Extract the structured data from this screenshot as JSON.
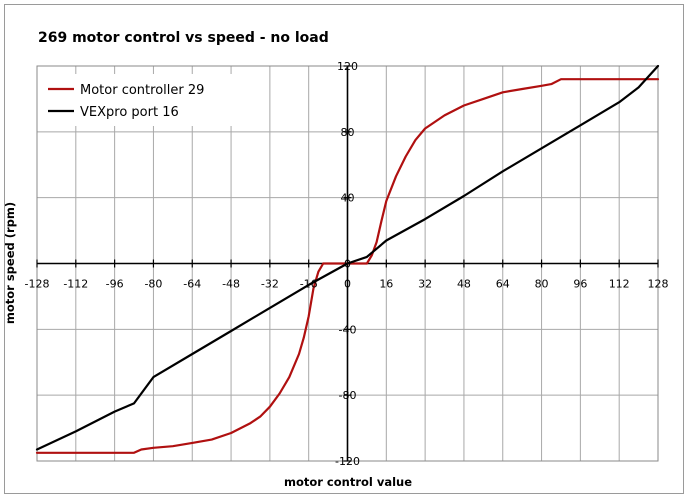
{
  "chart_data": {
    "type": "line",
    "title": "269 motor control vs speed - no load",
    "xlabel": "motor control value",
    "ylabel": "motor speed (rpm)",
    "xlim": [
      -128,
      128
    ],
    "ylim": [
      -120,
      120
    ],
    "x_ticks": [
      -128,
      -112,
      -96,
      -80,
      -64,
      -48,
      -32,
      -16,
      0,
      16,
      32,
      48,
      64,
      80,
      96,
      112,
      128
    ],
    "y_ticks": [
      -120,
      -80,
      -40,
      0,
      40,
      80,
      120
    ],
    "x_tick_labels": [
      "-128",
      "-112",
      "-96",
      "-80",
      "-64",
      "-48",
      "-32",
      "-16",
      "0",
      "16",
      "32",
      "48",
      "64",
      "80",
      "96",
      "112",
      "128"
    ],
    "y_tick_labels": [
      "-120",
      "-80",
      "-40",
      "0",
      "40",
      "80",
      "120"
    ],
    "grid": true,
    "legend_position": "top-left",
    "series": [
      {
        "name": "Motor controller 29",
        "color": "#b01010",
        "points": [
          [
            -128,
            -115
          ],
          [
            -120,
            -115
          ],
          [
            -112,
            -115
          ],
          [
            -104,
            -115
          ],
          [
            -96,
            -115
          ],
          [
            -88,
            -115
          ],
          [
            -85,
            -113
          ],
          [
            -80,
            -112
          ],
          [
            -72,
            -111
          ],
          [
            -64,
            -109
          ],
          [
            -56,
            -107
          ],
          [
            -48,
            -103
          ],
          [
            -40,
            -97
          ],
          [
            -36,
            -93
          ],
          [
            -32,
            -87
          ],
          [
            -28,
            -79
          ],
          [
            -24,
            -69
          ],
          [
            -20,
            -55
          ],
          [
            -18,
            -45
          ],
          [
            -16,
            -32
          ],
          [
            -14,
            -15
          ],
          [
            -12,
            -5
          ],
          [
            -10,
            0
          ],
          [
            0,
            0
          ],
          [
            8,
            0
          ],
          [
            10,
            5
          ],
          [
            12,
            13
          ],
          [
            14,
            26
          ],
          [
            16,
            38
          ],
          [
            20,
            53
          ],
          [
            24,
            65
          ],
          [
            28,
            75
          ],
          [
            32,
            82
          ],
          [
            40,
            90
          ],
          [
            48,
            96
          ],
          [
            56,
            100
          ],
          [
            64,
            104
          ],
          [
            72,
            106
          ],
          [
            80,
            108
          ],
          [
            84,
            109
          ],
          [
            88,
            112
          ],
          [
            96,
            112
          ],
          [
            104,
            112
          ],
          [
            112,
            112
          ],
          [
            120,
            112
          ],
          [
            128,
            112
          ]
        ]
      },
      {
        "name": "VEXpro port 16",
        "color": "#000000",
        "points": [
          [
            -128,
            -113
          ],
          [
            -112,
            -102
          ],
          [
            -96,
            -90
          ],
          [
            -88,
            -85
          ],
          [
            -80,
            -69
          ],
          [
            -64,
            -55
          ],
          [
            -48,
            -41
          ],
          [
            -32,
            -27
          ],
          [
            -16,
            -13
          ],
          [
            0,
            0
          ],
          [
            8,
            4
          ],
          [
            16,
            14
          ],
          [
            32,
            27
          ],
          [
            48,
            41
          ],
          [
            64,
            56
          ],
          [
            80,
            70
          ],
          [
            96,
            84
          ],
          [
            112,
            98
          ],
          [
            120,
            107
          ],
          [
            128,
            120
          ]
        ]
      }
    ]
  }
}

▶ Exercise brief
Reproduce the whole listing exactly, but not the images in it.

▶ Task response
Extract the structured data from this screenshot as JSON.
{
  "chart_data": {
    "type": "line",
    "title": "269 motor control vs speed - no load",
    "xlabel": "motor control value",
    "ylabel": "motor speed (rpm)",
    "xlim": [
      -128,
      128
    ],
    "ylim": [
      -120,
      120
    ],
    "x_ticks": [
      -128,
      -112,
      -96,
      -80,
      -64,
      -48,
      -32,
      -16,
      0,
      16,
      32,
      48,
      64,
      80,
      96,
      112,
      128
    ],
    "y_ticks": [
      -120,
      -80,
      -40,
      0,
      40,
      80,
      120
    ],
    "x_tick_labels": [
      "-128",
      "-112",
      "-96",
      "-80",
      "-64",
      "-48",
      "-32",
      "-16",
      "0",
      "16",
      "32",
      "48",
      "64",
      "80",
      "96",
      "112",
      "128"
    ],
    "y_tick_labels": [
      "-120",
      "-80",
      "-40",
      "0",
      "40",
      "80",
      "120"
    ],
    "grid": true,
    "legend_position": "top-left",
    "series": [
      {
        "name": "Motor controller 29",
        "color": "#b01010",
        "points": [
          [
            -128,
            -115
          ],
          [
            -120,
            -115
          ],
          [
            -112,
            -115
          ],
          [
            -104,
            -115
          ],
          [
            -96,
            -115
          ],
          [
            -88,
            -115
          ],
          [
            -85,
            -113
          ],
          [
            -80,
            -112
          ],
          [
            -72,
            -111
          ],
          [
            -64,
            -109
          ],
          [
            -56,
            -107
          ],
          [
            -48,
            -103
          ],
          [
            -40,
            -97
          ],
          [
            -36,
            -93
          ],
          [
            -32,
            -87
          ],
          [
            -28,
            -79
          ],
          [
            -24,
            -69
          ],
          [
            -20,
            -55
          ],
          [
            -18,
            -45
          ],
          [
            -16,
            -32
          ],
          [
            -14,
            -15
          ],
          [
            -12,
            -5
          ],
          [
            -10,
            0
          ],
          [
            0,
            0
          ],
          [
            8,
            0
          ],
          [
            10,
            5
          ],
          [
            12,
            13
          ],
          [
            14,
            26
          ],
          [
            16,
            38
          ],
          [
            20,
            53
          ],
          [
            24,
            65
          ],
          [
            28,
            75
          ],
          [
            32,
            82
          ],
          [
            40,
            90
          ],
          [
            48,
            96
          ],
          [
            56,
            100
          ],
          [
            64,
            104
          ],
          [
            72,
            106
          ],
          [
            80,
            108
          ],
          [
            84,
            109
          ],
          [
            88,
            112
          ],
          [
            96,
            112
          ],
          [
            104,
            112
          ],
          [
            112,
            112
          ],
          [
            120,
            112
          ],
          [
            128,
            112
          ]
        ]
      },
      {
        "name": "VEXpro port 16",
        "color": "#000000",
        "points": [
          [
            -128,
            -113
          ],
          [
            -112,
            -102
          ],
          [
            -96,
            -90
          ],
          [
            -88,
            -85
          ],
          [
            -80,
            -69
          ],
          [
            -64,
            -55
          ],
          [
            -48,
            -41
          ],
          [
            -32,
            -27
          ],
          [
            -16,
            -13
          ],
          [
            0,
            0
          ],
          [
            8,
            4
          ],
          [
            16,
            14
          ],
          [
            32,
            27
          ],
          [
            48,
            41
          ],
          [
            64,
            56
          ],
          [
            80,
            70
          ],
          [
            96,
            84
          ],
          [
            112,
            98
          ],
          [
            120,
            107
          ],
          [
            128,
            120
          ]
        ]
      }
    ]
  }
}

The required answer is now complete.